### [PROBLEM STATEMENT]
Collect all lines containing the word "Abzüge" from the data.

Figure contents as structured data:
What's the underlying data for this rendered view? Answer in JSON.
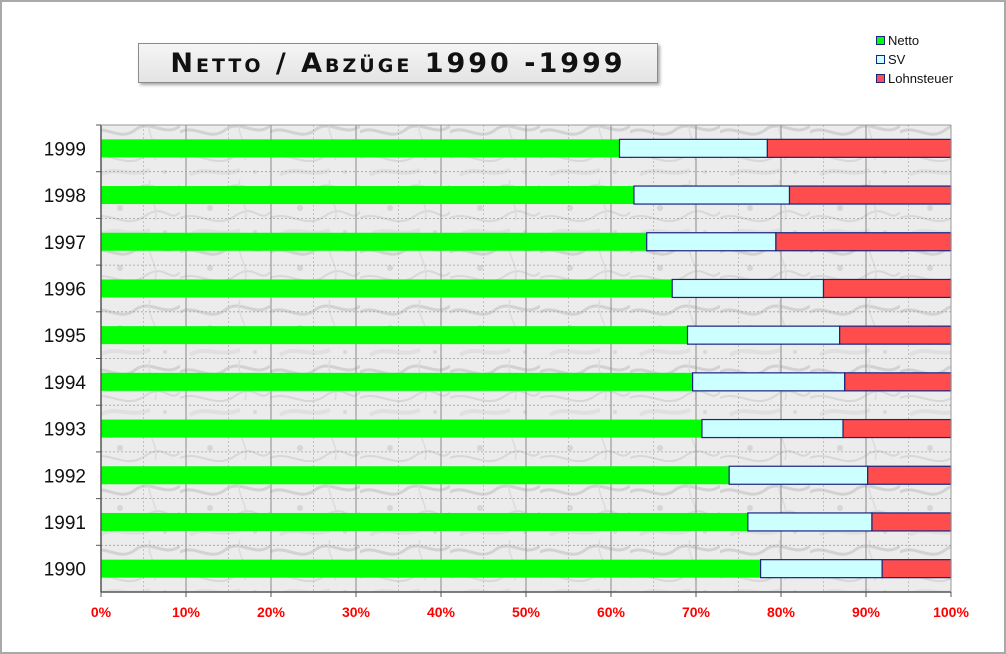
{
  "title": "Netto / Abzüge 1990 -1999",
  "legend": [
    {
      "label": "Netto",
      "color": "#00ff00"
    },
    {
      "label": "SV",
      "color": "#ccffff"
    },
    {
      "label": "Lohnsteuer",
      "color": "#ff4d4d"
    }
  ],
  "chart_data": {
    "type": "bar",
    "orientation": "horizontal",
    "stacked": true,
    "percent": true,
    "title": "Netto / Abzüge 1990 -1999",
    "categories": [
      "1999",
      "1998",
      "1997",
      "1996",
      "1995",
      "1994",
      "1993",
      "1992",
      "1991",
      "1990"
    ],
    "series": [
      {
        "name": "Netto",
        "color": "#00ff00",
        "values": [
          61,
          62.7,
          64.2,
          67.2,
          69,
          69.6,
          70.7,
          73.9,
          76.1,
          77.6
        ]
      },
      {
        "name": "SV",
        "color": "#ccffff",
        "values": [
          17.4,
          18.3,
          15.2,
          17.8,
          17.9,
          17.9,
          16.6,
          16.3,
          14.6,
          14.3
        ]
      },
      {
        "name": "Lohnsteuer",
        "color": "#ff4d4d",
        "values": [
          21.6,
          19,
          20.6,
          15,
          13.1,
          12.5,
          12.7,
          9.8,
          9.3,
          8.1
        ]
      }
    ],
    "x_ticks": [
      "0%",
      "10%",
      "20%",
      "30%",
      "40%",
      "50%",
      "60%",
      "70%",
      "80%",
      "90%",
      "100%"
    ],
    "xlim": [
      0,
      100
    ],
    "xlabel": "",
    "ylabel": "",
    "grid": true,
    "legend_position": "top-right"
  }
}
---
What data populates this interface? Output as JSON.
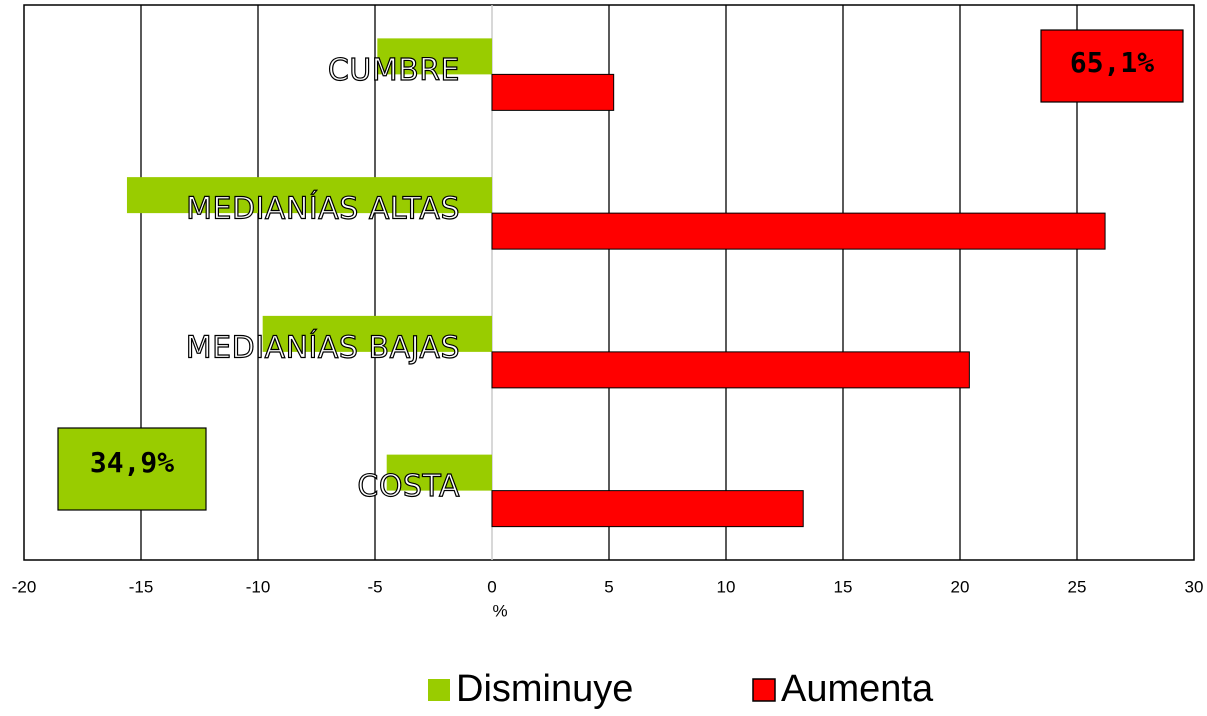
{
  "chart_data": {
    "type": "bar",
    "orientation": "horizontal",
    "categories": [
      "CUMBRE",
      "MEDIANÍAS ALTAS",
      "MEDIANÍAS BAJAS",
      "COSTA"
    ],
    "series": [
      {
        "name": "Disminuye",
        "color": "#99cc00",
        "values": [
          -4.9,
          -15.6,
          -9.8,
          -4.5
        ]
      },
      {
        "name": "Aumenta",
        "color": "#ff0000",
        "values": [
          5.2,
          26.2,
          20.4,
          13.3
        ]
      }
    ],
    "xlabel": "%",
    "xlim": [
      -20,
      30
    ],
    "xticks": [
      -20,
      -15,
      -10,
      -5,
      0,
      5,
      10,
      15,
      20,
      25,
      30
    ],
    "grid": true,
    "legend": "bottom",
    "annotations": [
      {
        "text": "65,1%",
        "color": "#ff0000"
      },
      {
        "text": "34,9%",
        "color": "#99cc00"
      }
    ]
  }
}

### [EXERCISE OUTPUT]
  "title": "Netto / Abzüge 1990 -1999",
    "title": "Netto / Abzüge 1990 -1999",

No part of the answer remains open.